Work to be completed
From the listing below, copy every line with the word "Andrea".

(Source records)
::::
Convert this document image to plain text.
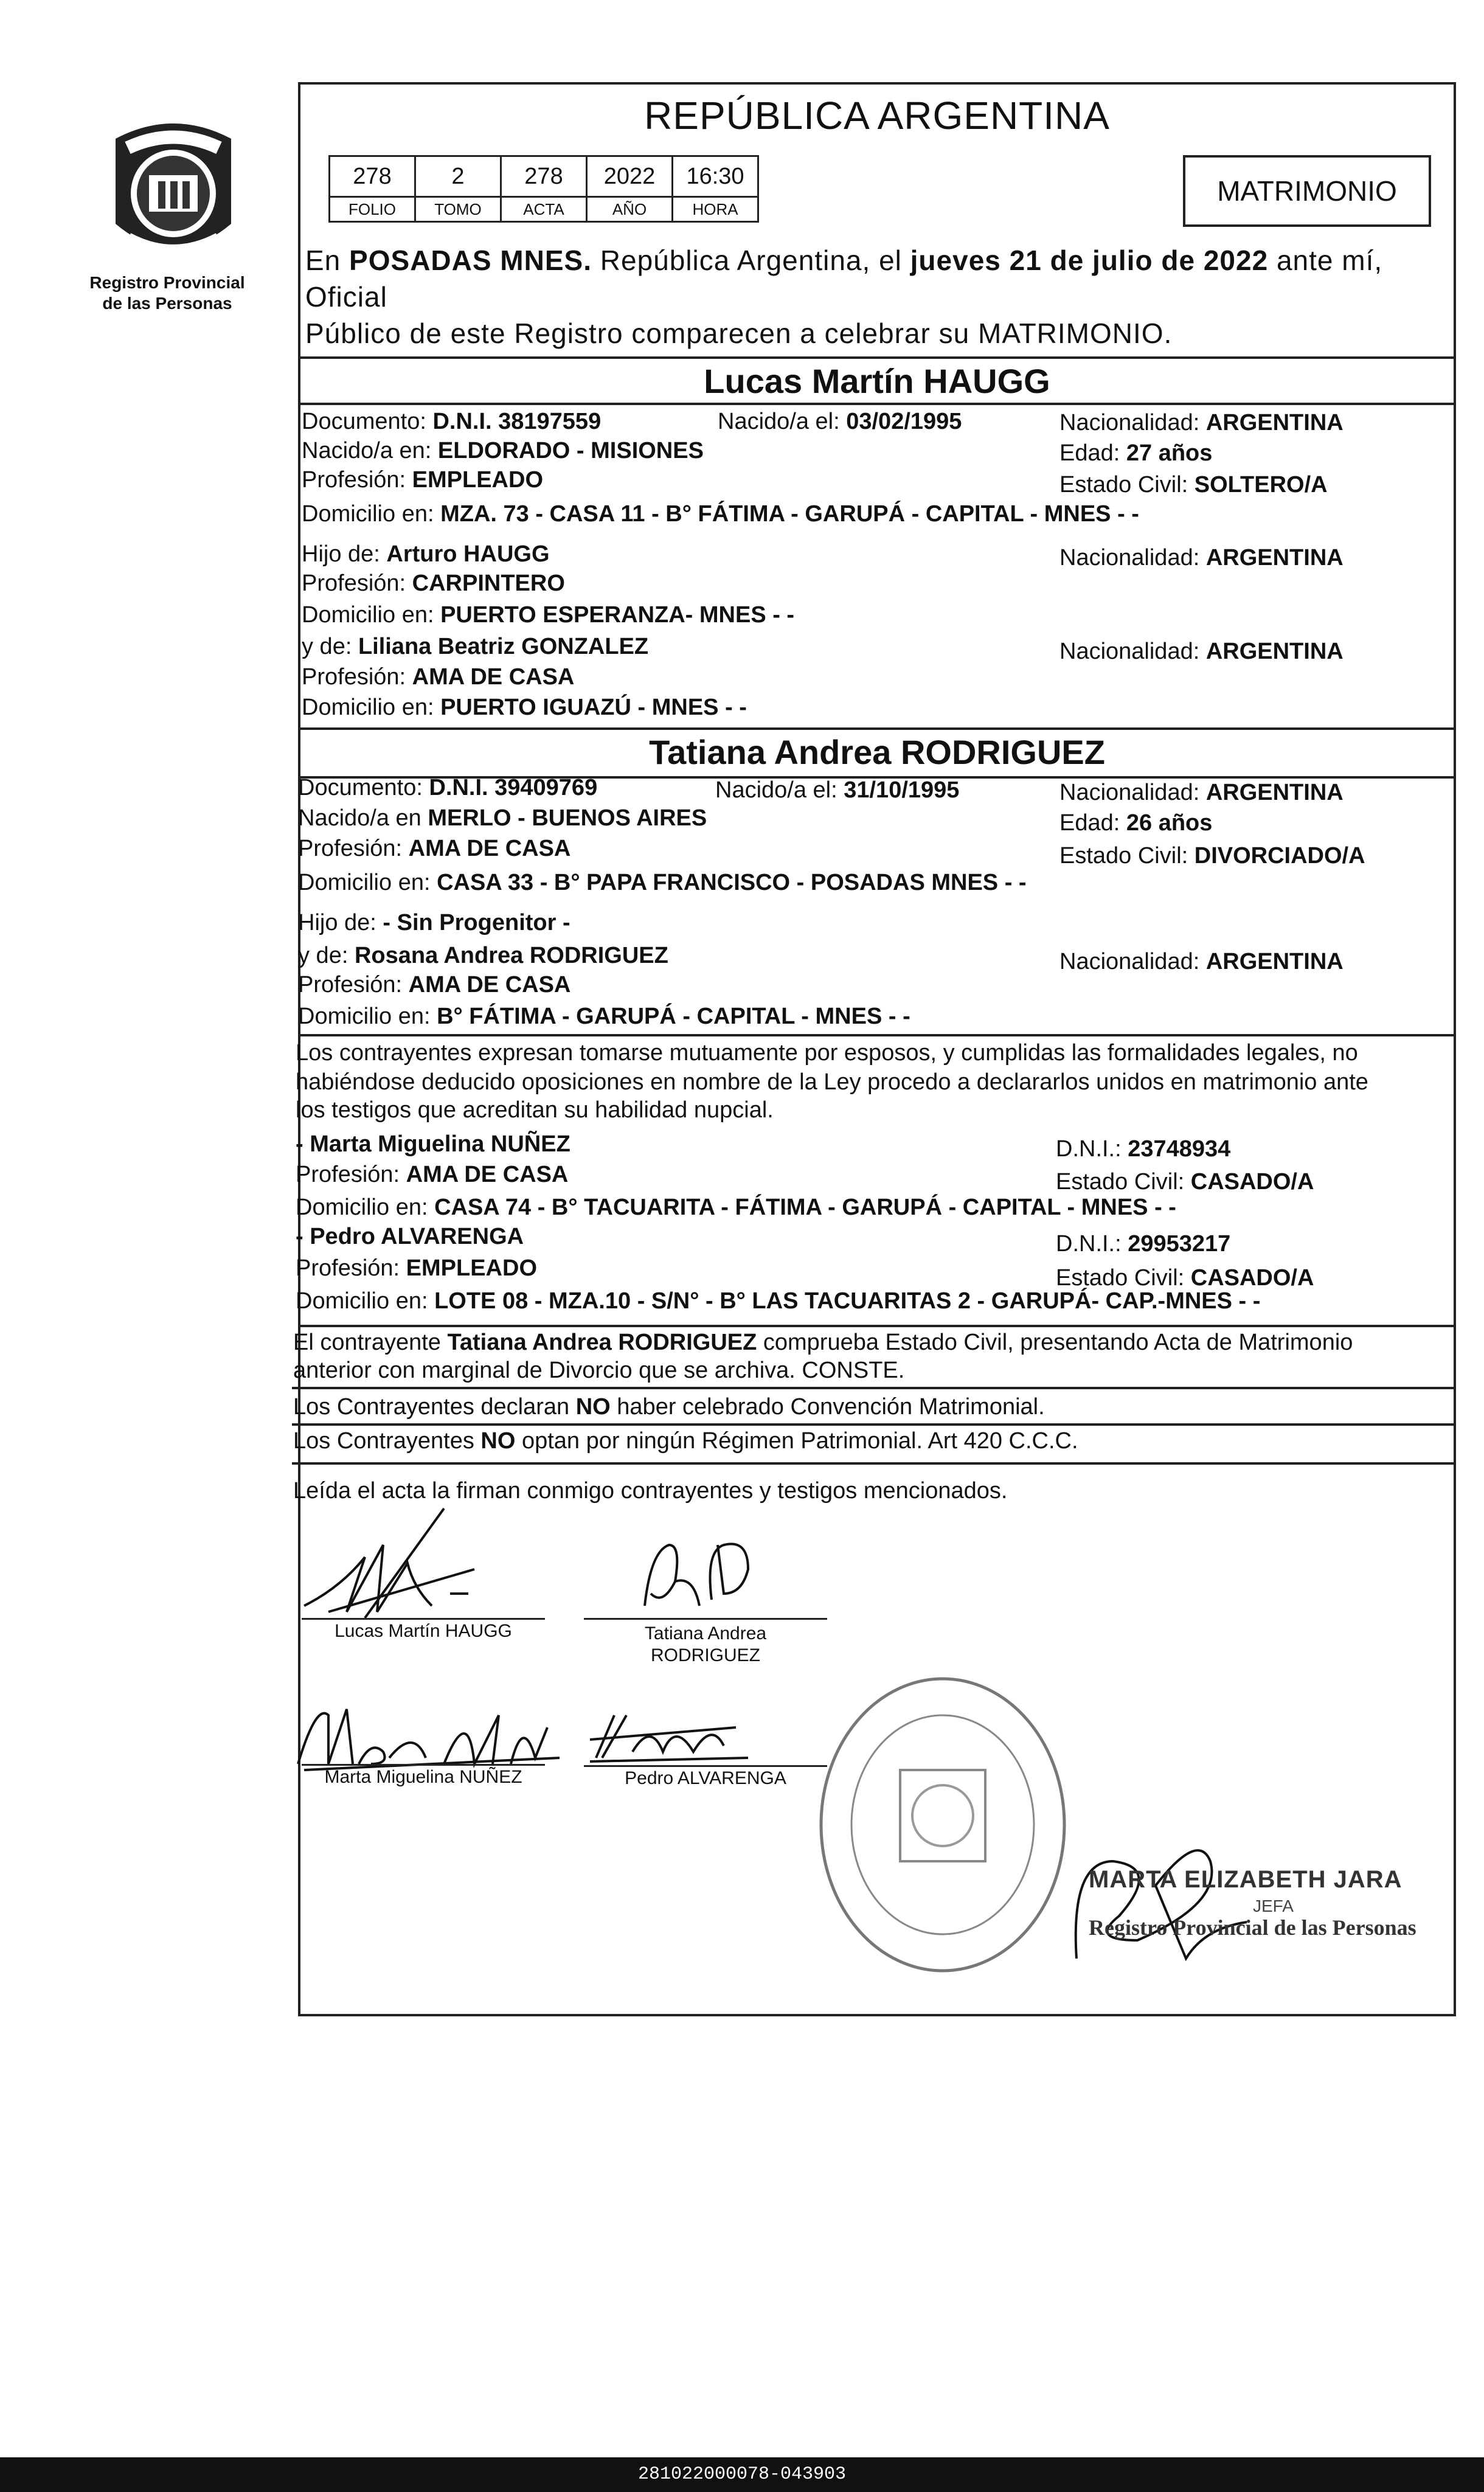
Registro Provincial
de las Personas
REPÚBLICA ARGENTINA
278	2	278	2022	16:30
FOLIO	TOMO	ACTA	AÑO	HORA
MATRIMONIO
En POSADAS MNES. República Argentina, el jueves 21 de julio de 2022 ante mí, Oficial
Público de este Registro comparecen a celebrar su MATRIMONIO.
Lucas Martín HAUGG
Documento: D.N.I. 38197559	Nacido/a el: 03/02/1995	Nacionalidad: ARGENTINA
Nacido/a en: ELDORADO - MISIONES	Edad: 27 años
Profesión: EMPLEADO	Estado Civil: SOLTERO/A
Domicilio en: MZA. 73 - CASA 11 - B° FÁTIMA - GARUPÁ - CAPITAL - MNES - -
Hijo de: Arturo HAUGG	Nacionalidad: ARGENTINA
Profesión: CARPINTERO
Domicilio en: PUERTO ESPERANZA- MNES - -
y de: Liliana Beatriz GONZALEZ	Nacionalidad: ARGENTINA
Profesión: AMA DE CASA
Domicilio en: PUERTO IGUAZÚ - MNES - -
Tatiana Andrea RODRIGUEZ
Documento: D.N.I. 39409769	Nacido/a el: 31/10/1995	Nacionalidad: ARGENTINA
Nacido/a en MERLO - BUENOS AIRES	Edad: 26 años
Profesión: AMA DE CASA	Estado Civil: DIVORCIADO/A
Domicilio en: CASA 33 - B° PAPA FRANCISCO - POSADAS MNES - -
Hijo de: - Sin Progenitor -
y de: Rosana Andrea RODRIGUEZ	Nacionalidad: ARGENTINA
Profesión: AMA DE CASA
Domicilio en: B° FÁTIMA - GARUPÁ - CAPITAL - MNES - -
Los contrayentes expresan tomarse mutuamente por esposos, y cumplidas las formalidades legales, no
habiéndose deducido oposiciones en nombre de la Ley procedo a declararlos unidos en matrimonio ante
los testigos que acreditan su habilidad nupcial.
- Marta Miguelina NUÑEZ	D.N.I.: 23748934
Profesión: AMA DE CASA	Estado Civil: CASADO/A
Domicilio en: CASA 74 - B° TACUARITA - FÁTIMA - GARUPÁ - CAPITAL - MNES - -
- Pedro ALVARENGA	D.N.I.: 29953217
Profesión: EMPLEADO	Estado Civil: CASADO/A
Domicilio en: LOTE 08 - MZA.10 - S/N° - B° LAS TACUARITAS 2 - GARUPÁ- CAP.-MNES - -
El contrayente Tatiana Andrea RODRIGUEZ comprueba Estado Civil, presentando Acta de Matrimonio
anterior con marginal de Divorcio que se archiva. CONSTE.
Los Contrayentes declaran NO haber celebrado Convención Matrimonial.
Los Contrayentes NO optan por ningún Régimen Patrimonial. Art 420 C.C.C.
Leída el acta la firman conmigo contrayentes y testigos mencionados.
Lucas Martín HAUGG	Tatiana Andrea
RODRIGUEZ
Marta Miguelina NUÑEZ	Pedro ALVARENGA
MARTA ELIZABETH JARA
JEFA
Registro Provincial de las Personas
281022000078-043903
::::
Answer to this problem
Tatiana Andrea RODRIGUEZ
y de: Rosana Andrea RODRIGUEZ	Nacionalidad: ARGENTINA
El contrayente Tatiana Andrea RODRIGUEZ comprueba Estado Civil, presentando Acta de Matrimonio
Lucas Martín HAUGG	Tatiana Andrea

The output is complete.